> **Exercise goal**: Below is a block of records: output all of them exactly and leave out the pictures.

> **Excerpted records**:
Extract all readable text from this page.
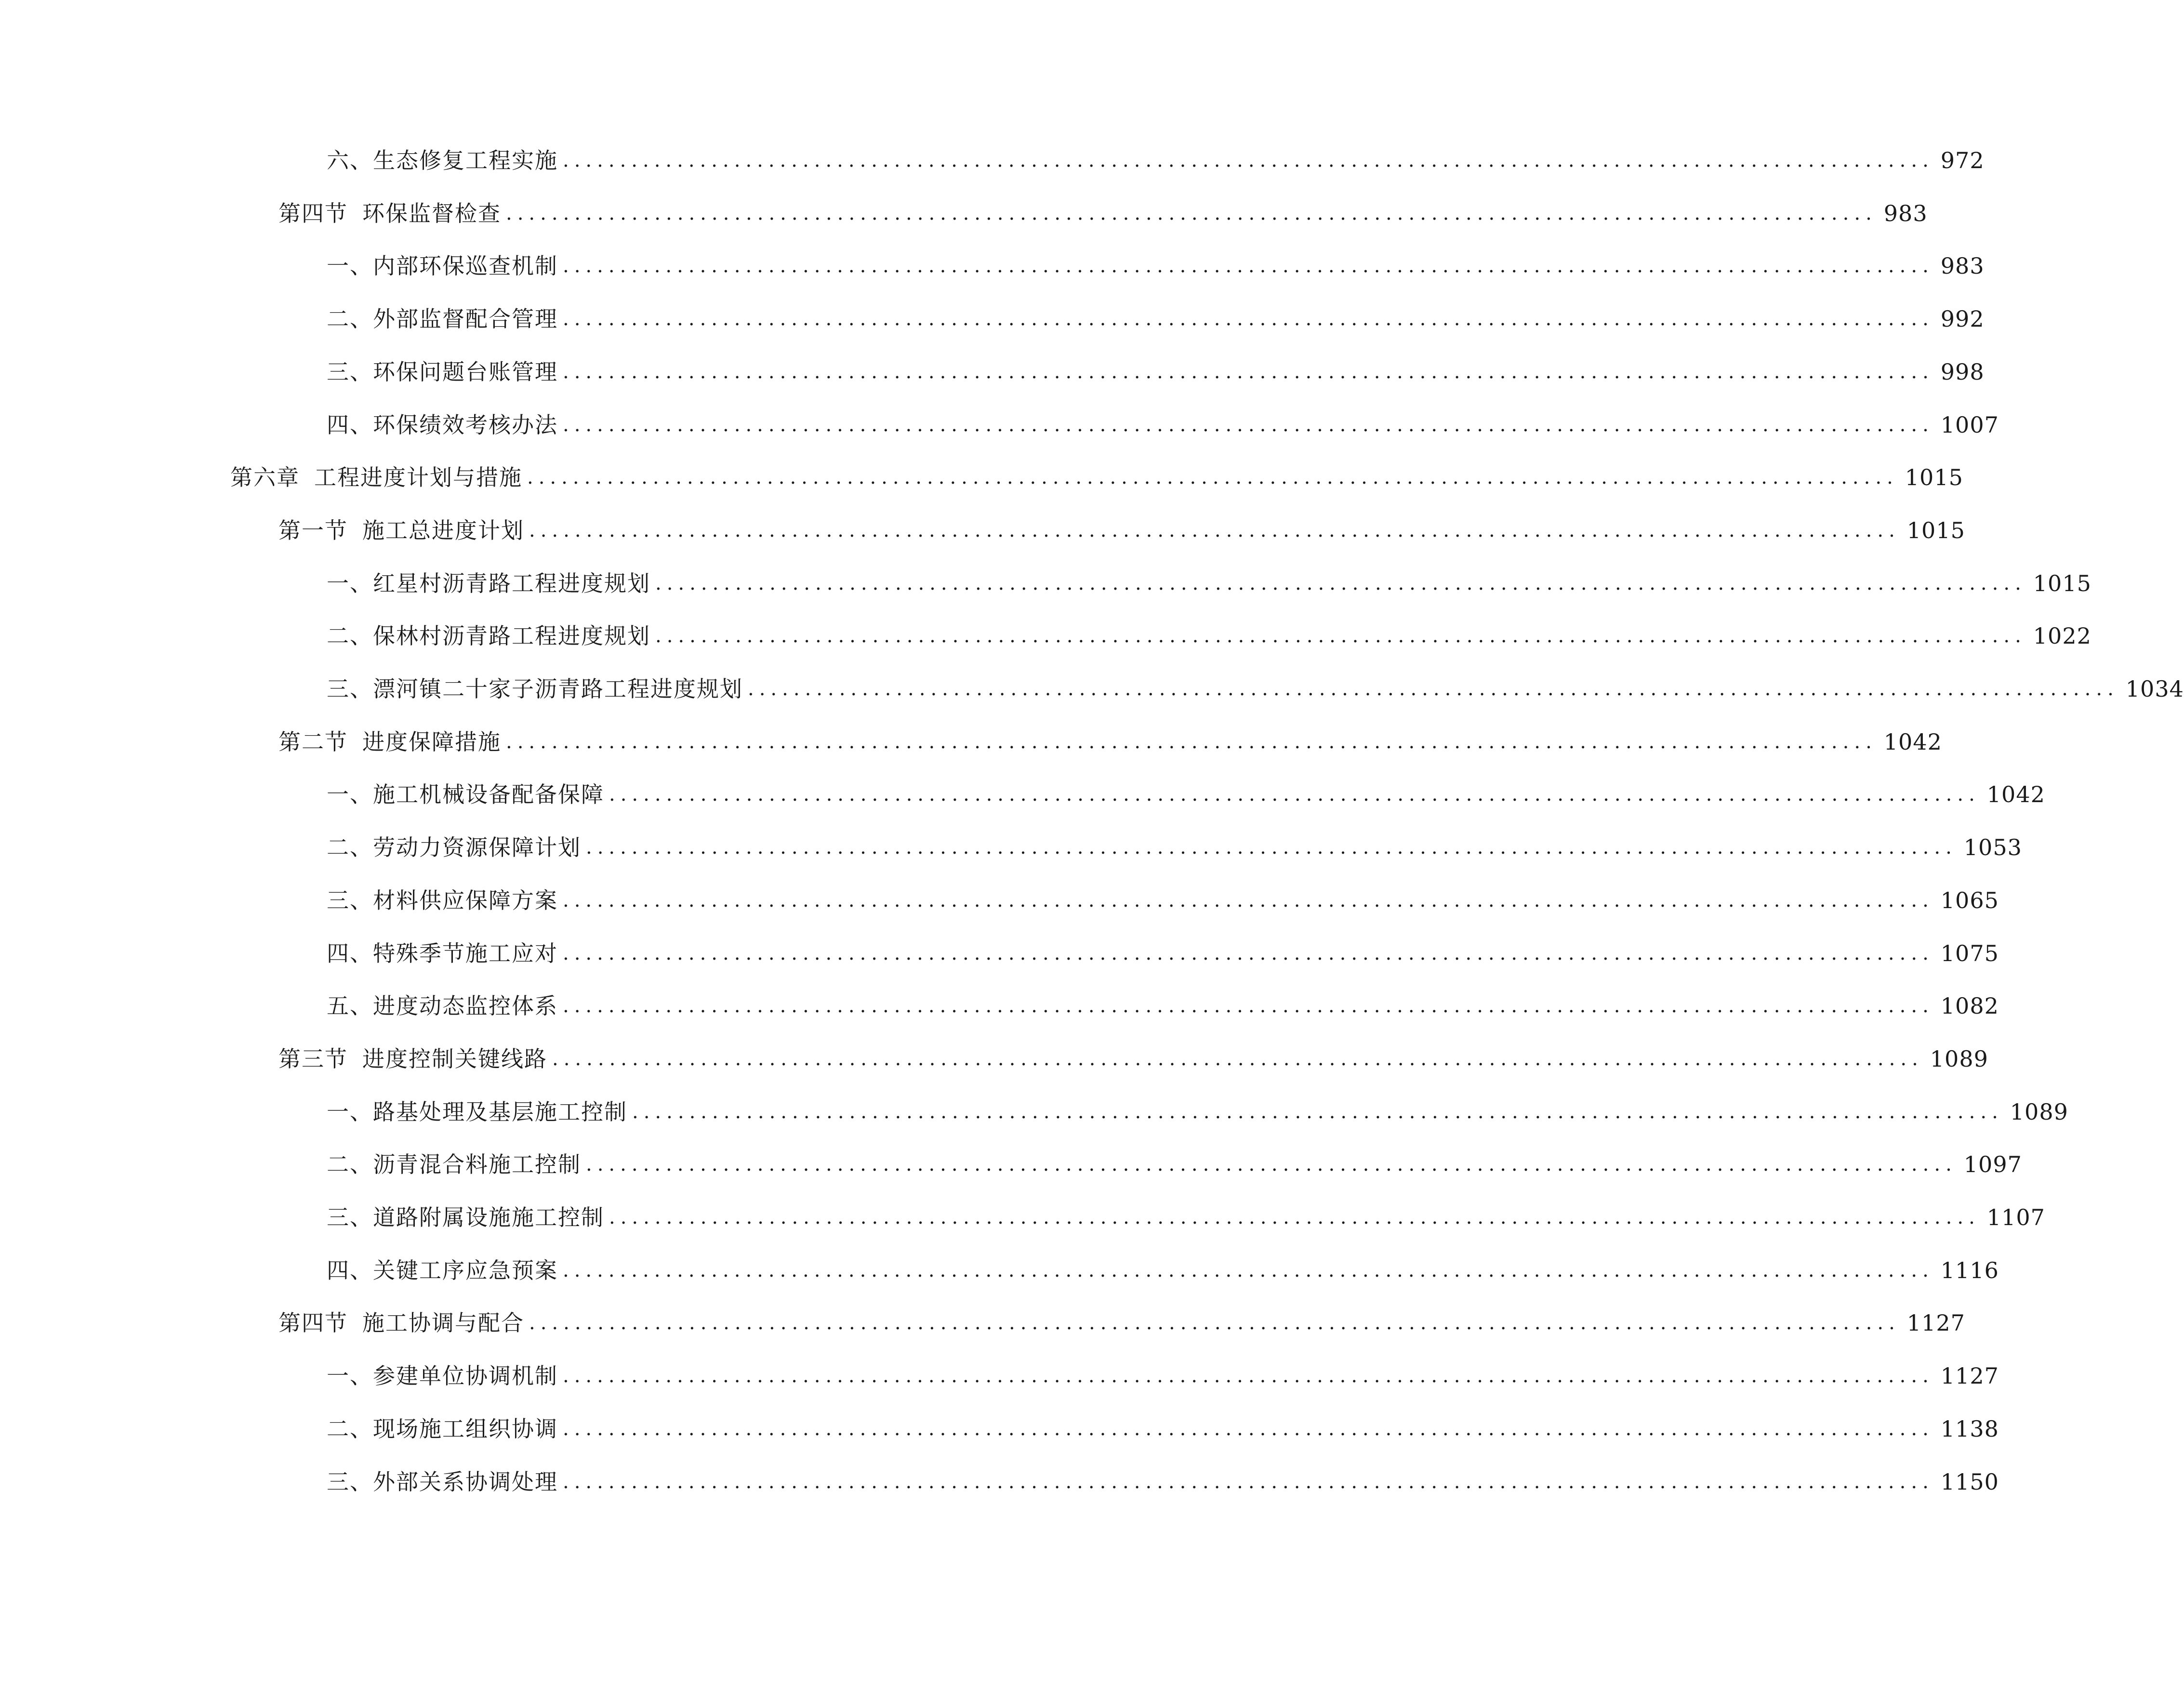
六、 生态修复工程实施 ........................................................................................................................ 972
第四节 环保监督检查 ........................................................................................................................ 983
一、 内部环保巡查机制 ........................................................................................................................ 983
二、 外部监督配合管理 ........................................................................................................................ 992
三、 环保问题台账管理 ........................................................................................................................ 998
四、 环保绩效考核办法 ........................................................................................................................ 1007
第六章 工程进度计划与措施 ........................................................................................................................ 1015
第一节 施工总进度计划 ........................................................................................................................ 1015
一、 红星村沥青路工程进度规划 ........................................................................................................................ 1015
二、 保林村沥青路工程进度规划 ........................................................................................................................ 1022
三、 漂河镇二十家子沥青路工程进度规划 ........................................................................................................................ 1034
第二节 进度保障措施 ........................................................................................................................ 1042
一、 施工机械设备配备保障 ........................................................................................................................ 1042
二、 劳动力资源保障计划 ........................................................................................................................ 1053
三、 材料供应保障方案 ........................................................................................................................ 1065
四、 特殊季节施工应对 ........................................................................................................................ 1075
五、 进度动态监控体系 ........................................................................................................................ 1082
第三节 进度控制关键线路 ........................................................................................................................ 1089
一、 路基处理及基层施工控制 ........................................................................................................................ 1089
二、 沥青混合料施工控制 ........................................................................................................................ 1097
三、 道路附属设施施工控制 ........................................................................................................................ 1107
四、 关键工序应急预案 ........................................................................................................................ 1116
第四节 施工协调与配合 ........................................................................................................................ 1127
一、 参建单位协调机制 ........................................................................................................................ 1127
二、 现场施工组织协调 ........................................................................................................................ 1138
三、 外部关系协调处理 ........................................................................................................................ 1150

> **Full response**:
Extract all readable text from this page.
六、 生态修复工程实施 ........................................................................................................................ 972
第四节 环保监督检查 ........................................................................................................................ 983
一、 内部环保巡查机制 ........................................................................................................................ 983
二、 外部监督配合管理 ........................................................................................................................ 992
三、 环保问题台账管理 ........................................................................................................................ 998
四、 环保绩效考核办法 ........................................................................................................................ 1007
第六章 工程进度计划与措施 ........................................................................................................................ 1015
第一节 施工总进度计划 ........................................................................................................................ 1015
一、 红星村沥青路工程进度规划 ........................................................................................................................ 1015
二、 保林村沥青路工程进度规划 ........................................................................................................................ 1022
三、 漂河镇二十家子沥青路工程进度规划 ........................................................................................................................ 1034
第二节 进度保障措施 ........................................................................................................................ 1042
一、 施工机械设备配备保障 ........................................................................................................................ 1042
二、 劳动力资源保障计划 ........................................................................................................................ 1053
三、 材料供应保障方案 ........................................................................................................................ 1065
四、 特殊季节施工应对 ........................................................................................................................ 1075
五、 进度动态监控体系 ........................................................................................................................ 1082
第三节 进度控制关键线路 ........................................................................................................................ 1089
一、 路基处理及基层施工控制 ........................................................................................................................ 1089
二、 沥青混合料施工控制 ........................................................................................................................ 1097
三、 道路附属设施施工控制 ........................................................................................................................ 1107
四、 关键工序应急预案 ........................................................................................................................ 1116
第四节 施工协调与配合 ........................................................................................................................ 1127
一、 参建单位协调机制 ........................................................................................................................ 1127
二、 现场施工组织协调 ........................................................................................................................ 1138
三、 外部关系协调处理 ........................................................................................................................ 1150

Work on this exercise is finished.